What is asked: Among the lines below, list those containing the string "Кустарный".

**** Listed records ****

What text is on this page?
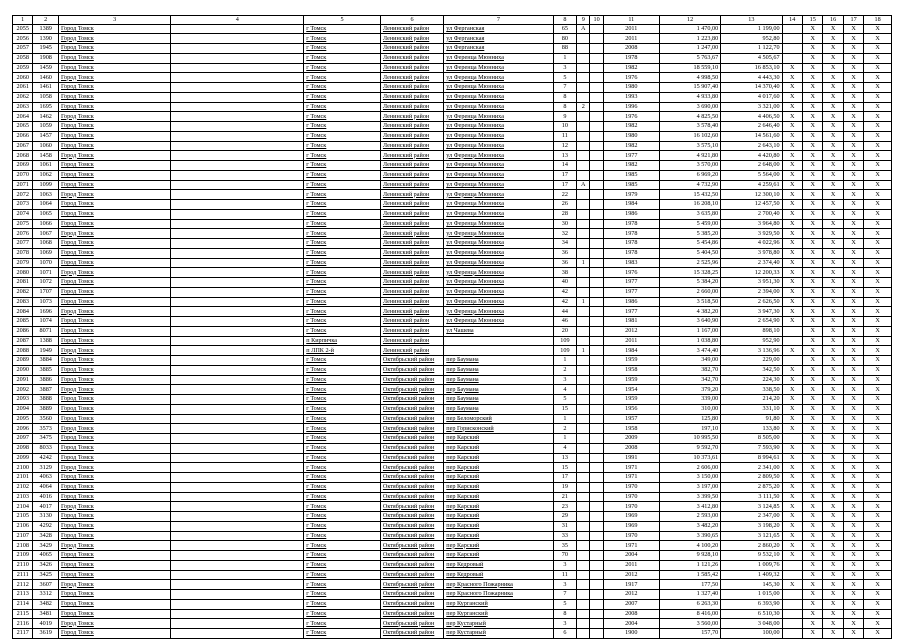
1	2	3	4	5	6	7	8	9	10	11	12	13	14	15	16	17	18
2055	1389	Город Томск		г Томск	Ленинский район	ул Ферганская	65	А		2011	1 470,00	1 199,00		X	X	X	X
2056	1390	Город Томск		г Томск	Ленинский район	ул Ферганская	80			2011	1 223,80	952,80		X	X	X	X
2057	1945	Город Томск		г Томск	Ленинский район	ул Ферганская	88			2008	1 247,00	1 122,70		X	X	X	X
2058	1908	Город Томск		г Томск	Ленинский район	ул Ференца Мюнниха	1			1978	5 763,67	4 505,67		X	X	X	X
2059	1459	Город Томск		г Томск	Ленинский район	ул Ференца Мюнниха	3			1982	18 559,10	16 853,10	X	X	X	X	X
2060	1460	Город Томск		г Томск	Ленинский район	ул Ференца Мюнниха	5			1976	4 998,50	4 443,30	X	X	X	X	X
2061	1461	Город Томск		г Томск	Ленинский район	ул Ференца Мюнниха	7			1980	15 907,40	14 370,40	X	X	X	X	X
2062	1058	Город Томск		г Томск	Ленинский район	ул Ференца Мюнниха	8			1993	4 933,80	4 017,60	X	X	X	X	X
2063	1695	Город Томск		г Томск	Ленинский район	ул Ференца Мюнниха	8	2		1996	3 690,00	3 321,00	X	X	X	X	X
2064	1462	Город Томск		г Томск	Ленинский район	ул Ференца Мюнниха	9			1976	4 825,50	4 406,50	X	X	X	X	X
2065	1059	Город Томск		г Томск	Ленинский район	ул Ференца Мюнниха	10			1982	3 578,40	2 646,40	X	X	X	X	X
2066	1457	Город Томск		г Томск	Ленинский район	ул Ференца Мюнниха	11			1980	16 102,60	14 561,60	X	X	X	X	X
2067	1060	Город Томск		г Томск	Ленинский район	ул Ференца Мюнниха	12			1982	3 575,10	2 643,10	X	X	X	X	X
2068	1458	Город Томск		г Томск	Ленинский район	ул Ференца Мюнниха	13			1977	4 921,80	4 420,80	X	X	X	X	X
2069	1061	Город Томск		г Томск	Ленинский район	ул Ференца Мюнниха	14			1982	3 570,00	2 648,00	X	X	X	X	X
2070	1062	Город Томск		г Томск	Ленинский район	ул Ференца Мюнниха	17			1985	6 969,20	5 564,00	X	X	X	X	X
2071	1099	Город Томск		г Томск	Ленинский район	ул Ференца Мюнниха	17	А		1985	4 732,90	4 259,61	X	X	X	X	X
2072	1063	Город Томск		г Томск	Ленинский район	ул Ференца Мюнниха	22			1979	15 432,50	12 300,10	X	X	X	X	X
2073	1064	Город Томск		г Томск	Ленинский район	ул Ференца Мюнниха	26			1984	16 208,10	12 457,50	X	X	X	X	X
2074	1065	Город Томск		г Томск	Ленинский район	ул Ференца Мюнниха	28			1986	3 635,80	2 700,40	X	X	X	X	X
2075	1066	Город Томск		г Томск	Ленинский район	ул Ференца Мюнниха	30			1978	5 459,00	3 964,80	X	X	X	X	X
2076	1067	Город Томск		г Томск	Ленинский район	ул Ференца Мюнниха	32			1978	5 385,20	3 929,50	X	X	X	X	X
2077	1068	Город Томск		г Томск	Ленинский район	ул Ференца Мюнниха	34			1978	5 454,86	4 022,96	X	X	X	X	X
2078	1069	Город Томск		г Томск	Ленинский район	ул Ференца Мюнниха	36			1978	5 404,50	3 978,80	X	X	X	X	X
2079	1070	Город Томск		г Томск	Ленинский район	ул Ференца Мюнниха	36	1		1983	2 525,96	2 374,40	X	X	X	X	X
2080	1071	Город Томск		г Томск	Ленинский район	ул Ференца Мюнниха	38			1976	15 328,25	12 200,33	X	X	X	X	X
2081	1072	Город Томск		г Томск	Ленинский район	ул Ференца Мюнниха	40			1977	5 384,20	3 951,30	X	X	X	X	X
2082	1707	Город Томск		г Томск	Ленинский район	ул Ференца Мюнниха	42			1977	2 660,00	2 394,00	X	X	X	X	X
2083	1073	Город Томск		г Томск	Ленинский район	ул Ференца Мюнниха	42	1		1986	3 518,50	2 626,50	X	X	X	X	X
2084	1696	Город Томск		г Томск	Ленинский район	ул Ференца Мюнниха	44			1977	4 382,20	3 947,30	X	X	X	X	X
2085	1074	Город Томск		г Томск	Ленинский район	ул Ференца Мюнниха	46			1981	3 640,90	2 654,90	X	X	X	X	X
2086	8071	Город Томск		г Томск	Ленинский район	ул Чашева	20			2012	1 167,00	898,10		X	X	X	X
2087	1388	Город Томск		п Кирпичка	Ленинский район		109			2011	1 038,80	952,90		X	X	X	X
2088	1949	Город Томск		п ЛПК 2-й	Ленинский район		109	1		1984	3 474,40	3 136,96	X	X	X	X	X
2089	3884	Город Томск		г Томск	Октябрьский район	пер Баумана	1			1959	349,00	229,00		X	X	X	X
2090	3885	Город Томск		г Томск	Октябрьский район	пер Баумана	2			1958	382,70	342,50	X	X	X	X	X
2091	3886	Город Томск		г Томск	Октябрьский район	пер Баумана	3			1959	342,70	224,30	X	X	X	X	X
2092	3887	Город Томск		г Томск	Октябрьский район	пер Баумана	4			1954	379,20	338,50	X	X	X	X	X
2093	3888	Город Томск		г Томск	Октябрьский район	пер Баумана	5			1959	339,00	214,20	X	X	X	X	X
2094	3889	Город Томск		г Томск	Октябрьский район	пер Баумана	15			1956	310,00	331,10	X	X	X	X	X
2095	3560	Город Томск		г Томск	Октябрьский район	пер Беломорский	1			1957	125,80	91,80	X	X	X	X	X
2096	3573	Город Томск		г Томск	Октябрьский район	пер Горисконский	2			1958	197,10	133,80	X	X	X	X	X
2097	3475	Город Томск		г Томск	Октябрьский район	пер Карский	1			2009	10 995,50	8 505,00		X	X	X	X
2098	8033	Город Томск		г Томск	Октябрьский район	пер Карский	4			2008	9 592,70	7 593,90	X	X	X	X	X
2099	4242	Город Томск		г Томск	Октябрьский район	пер Карский	13			1991	10 373,61	8 994,61	X	X	X	X	X
2100	3129	Город Томск		г Томск	Октябрьский район	пер Карский	15			1971	2 606,00	2 341,00	X	X	X	X	X
2101	4063	Город Томск		г Томск	Октябрьский район	пер Карский	17			1971	3 150,00	2 809,50	X	X	X	X	X
2102	4064	Город Томск		г Томск	Октябрьский район	пер Карский	19			1970	3 197,00	2 875,20	X	X	X	X	X
2103	4016	Город Томск		г Томск	Октябрьский район	пер Карский	21			1970	3 399,50	3 111,50	X	X	X	X	X
2104	4017	Город Томск		г Томск	Октябрьский район	пер Карский	23			1970	3 412,80	3 124,85	X	X	X	X	X
2105	3130	Город Томск		г Томск	Октябрьский район	пер Карский	29			1969	2 593,00	2 347,00	X	X	X	X	X
2106	4292	Город Томск		г Томск	Октябрьский район	пер Карский	31			1969	3 482,20	3 198,20	X	X	X	X	X
2107	3428	Город Томск		г Томск	Октябрьский район	пер Карский	33			1970	3 390,65	3 121,65	X	X	X	X	X
2108	3429	Город Томск		г Томск	Октябрьский район	пер Карский	35			1971	4 100,20	2 860,20	X	X	X	X	X
2109	4065	Город Томск		г Томск	Октябрьский район	пер Карский	70			2004	9 928,10	9 532,10	X	X	X	X	X
2110	3426	Город Томск		г Томск	Октябрьский район	пер Кедровый	3			2011	1 121,26	1 009,76		X	X	X	X
2111	3425	Город Томск		г Томск	Октябрьский район	пер Кедровый	11			2012	1 585,42	1 409,32		X	X	X	X
2112	3607	Город Томск		г Томск	Октябрьский район	пер Красного Пожарника	3			1917	177,50	145,30	X	X	X	X	X
2113	3312	Город Томск		г Томск	Октябрьский район	пер Красного Пожарника	7			2012	1 327,40	1 015,00		X	X	X	X
2114	3482	Город Томск		г Томск	Октябрьский район	пер Курганский	5			2007	6 263,30	6 393,90		X	X	X	X
2115	3481	Город Томск		г Томск	Октябрьский район	пер Курганский	8			2008	8 416,00	6 510,30		X	X	X	X
2116	4019	Город Томск		г Томск	Октябрьский район	пер Кустарный	3			2004	3 560,00	3 048,00		X	X	X	X
2117	3619	Город Томск		г Томск	Октябрьский район	пер Кустарный	6			1900	157,70	100,00		X	X	X	X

****

Completed exercise:
2116	4019	Город Томск		г Томск	Октябрьский район	пер Кустарный	3			2004	3 560,00	3 048,00		X	X	X	X
2117	3619	Город Томск		г Томск	Октябрьский район	пер Кустарный	6			1900	157,70	100,00		X	X	X	X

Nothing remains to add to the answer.